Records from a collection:
────────────────

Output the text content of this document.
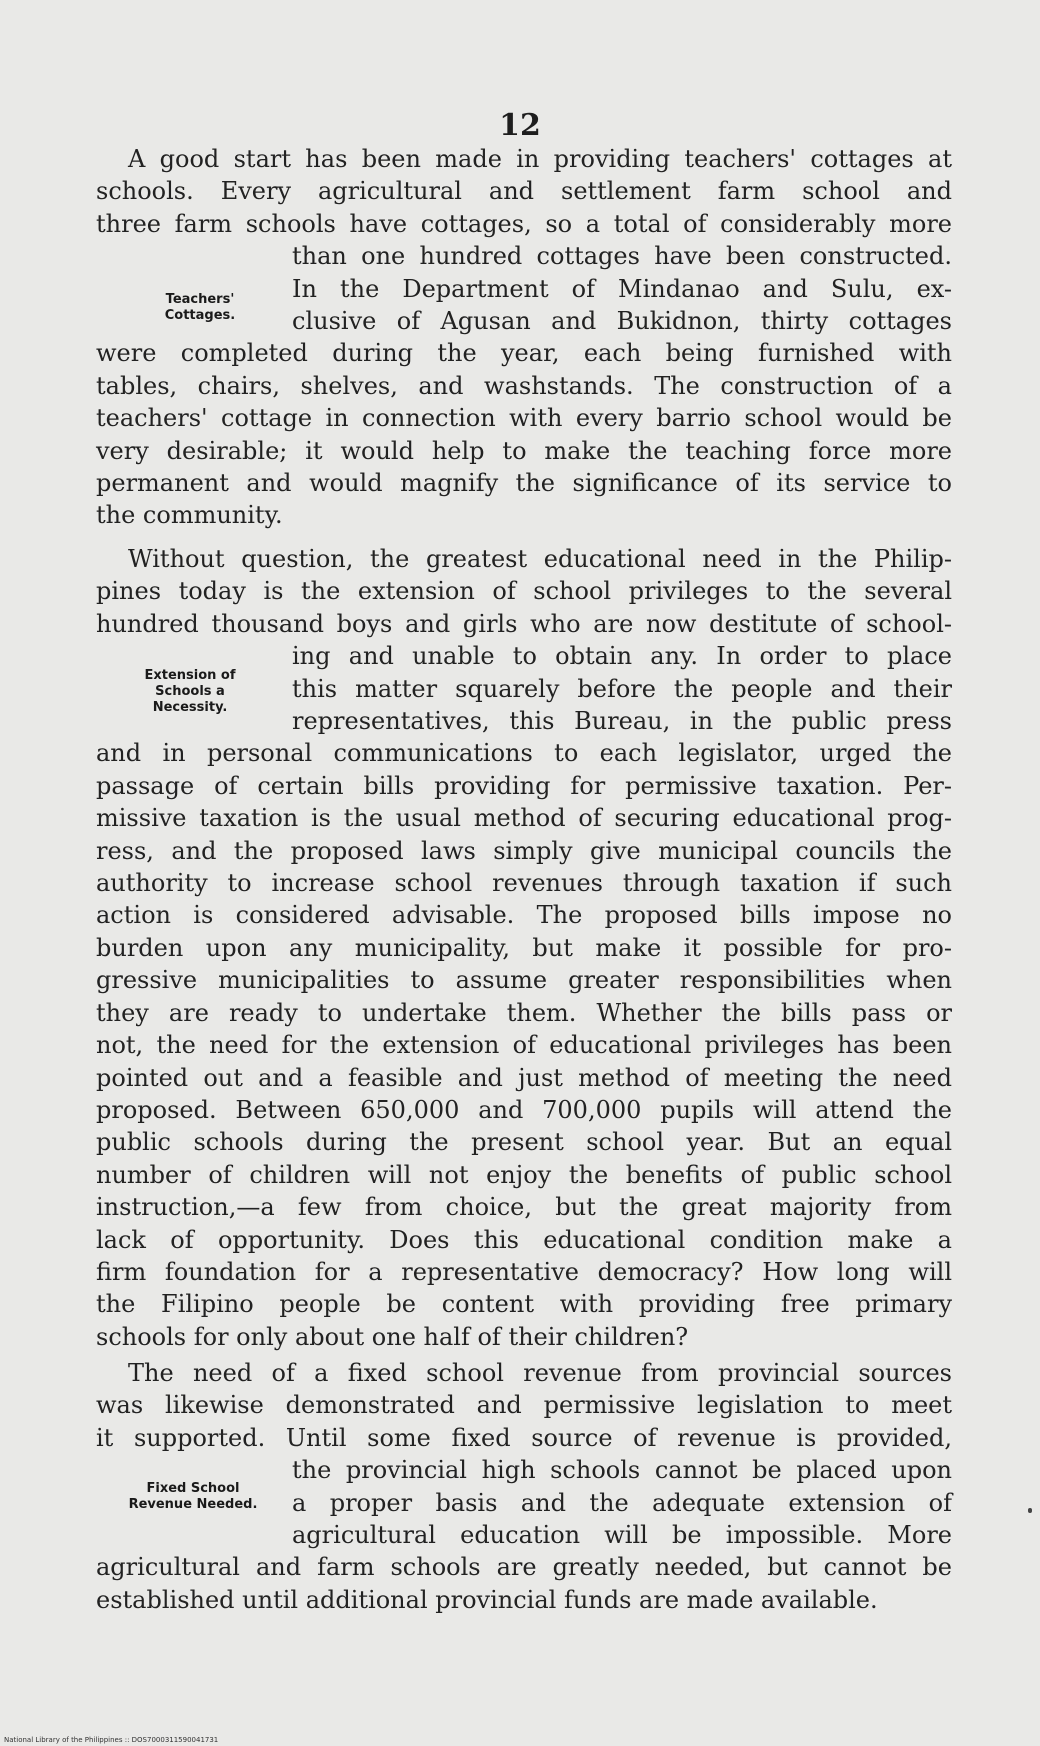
12
A good start has been made in providing teachers' cottages at
schools. Every agricultural and settlement farm school and
three farm schools have cottages, so a total of considerably more
than one hundred cottages have been constructed.
In the Department of Mindanao and Sulu, ex-
clusive of Agusan and Bukidnon, thirty cottages
were completed during the year, each being furnished with
tables, chairs, shelves, and washstands. The construction of a
teachers' cottage in connection with every barrio school would be
very desirable; it would help to make the teaching force more
permanent and would magnify the significance of its service to
the community.
Teachers'
Cottages.
Without question, the greatest educational need in the Philip-
pines today is the extension of school privileges to the several
hundred thousand boys and girls who are now destitute of school-
ing and unable to obtain any. In order to place
this matter squarely before the people and their
representatives, this Bureau, in the public press
and in personal communications to each legislator, urged the
passage of certain bills providing for permissive taxation. Per-
missive taxation is the usual method of securing educational prog-
ress, and the proposed laws simply give municipal councils the
authority to increase school revenues through taxation if such
action is considered advisable. The proposed bills impose no
burden upon any municipality, but make it possible for pro-
gressive municipalities to assume greater responsibilities when
they are ready to undertake them. Whether the bills pass or
not, the need for the extension of educational privileges has been
pointed out and a feasible and just method of meeting the need
proposed. Between 650,000 and 700,000 pupils will attend the
public schools during the present school year. But an equal
number of children will not enjoy the benefits of public school
instruction,—a few from choice, but the great majority from
lack of opportunity. Does this educational condition make a
firm foundation for a representative democracy? How long will
the Filipino people be content with providing free primary
schools for only about one half of their children?
Extension of
Schools a
Necessity.
The need of a fixed school revenue from provincial sources
was likewise demonstrated and permissive legislation to meet
it supported. Until some fixed source of revenue is provided,
the provincial high schools cannot be placed upon
a proper basis and the adequate extension of
agricultural education will be impossible. More
agricultural and farm schools are greatly needed, but cannot be
established until additional provincial funds are made available.
Fixed School
Revenue Needed.
National Library of the Philippines :: DOS7000311590041731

────────────────

WRITTEN REQUEST –
Reproduce the full material exactly, excluding the pictures.

RESPONSE TO THE EXERCISE –
Output the text content of this document.
12
A good start has been made in providing teachers' cottages at
schools. Every agricultural and settlement farm school and
three farm schools have cottages, so a total of considerably more
than one hundred cottages have been constructed.
In the Department of Mindanao and Sulu, ex-
clusive of Agusan and Bukidnon, thirty cottages
were completed during the year, each being furnished with
tables, chairs, shelves, and washstands. The construction of a
teachers' cottage in connection with every barrio school would be
very desirable; it would help to make the teaching force more
permanent and would magnify the significance of its service to
the community.
Teachers'
Cottages.
Without question, the greatest educational need in the Philip-
pines today is the extension of school privileges to the several
hundred thousand boys and girls who are now destitute of school-
ing and unable to obtain any. In order to place
this matter squarely before the people and their
representatives, this Bureau, in the public press
and in personal communications to each legislator, urged the
passage of certain bills providing for permissive taxation. Per-
missive taxation is the usual method of securing educational prog-
ress, and the proposed laws simply give municipal councils the
authority to increase school revenues through taxation if such
action is considered advisable. The proposed bills impose no
burden upon any municipality, but make it possible for pro-
gressive municipalities to assume greater responsibilities when
they are ready to undertake them. Whether the bills pass or
not, the need for the extension of educational privileges has been
pointed out and a feasible and just method of meeting the need
proposed. Between 650,000 and 700,000 pupils will attend the
public schools during the present school year. But an equal
number of children will not enjoy the benefits of public school
instruction,—a few from choice, but the great majority from
lack of opportunity. Does this educational condition make a
firm foundation for a representative democracy? How long will
the Filipino people be content with providing free primary
schools for only about one half of their children?
Extension of
Schools a
Necessity.
The need of a fixed school revenue from provincial sources
was likewise demonstrated and permissive legislation to meet
it supported. Until some fixed source of revenue is provided,
the provincial high schools cannot be placed upon
a proper basis and the adequate extension of
agricultural education will be impossible. More
agricultural and farm schools are greatly needed, but cannot be
established until additional provincial funds are made available.
Fixed School
Revenue Needed.
National Library of the Philippines :: DOS7000311590041731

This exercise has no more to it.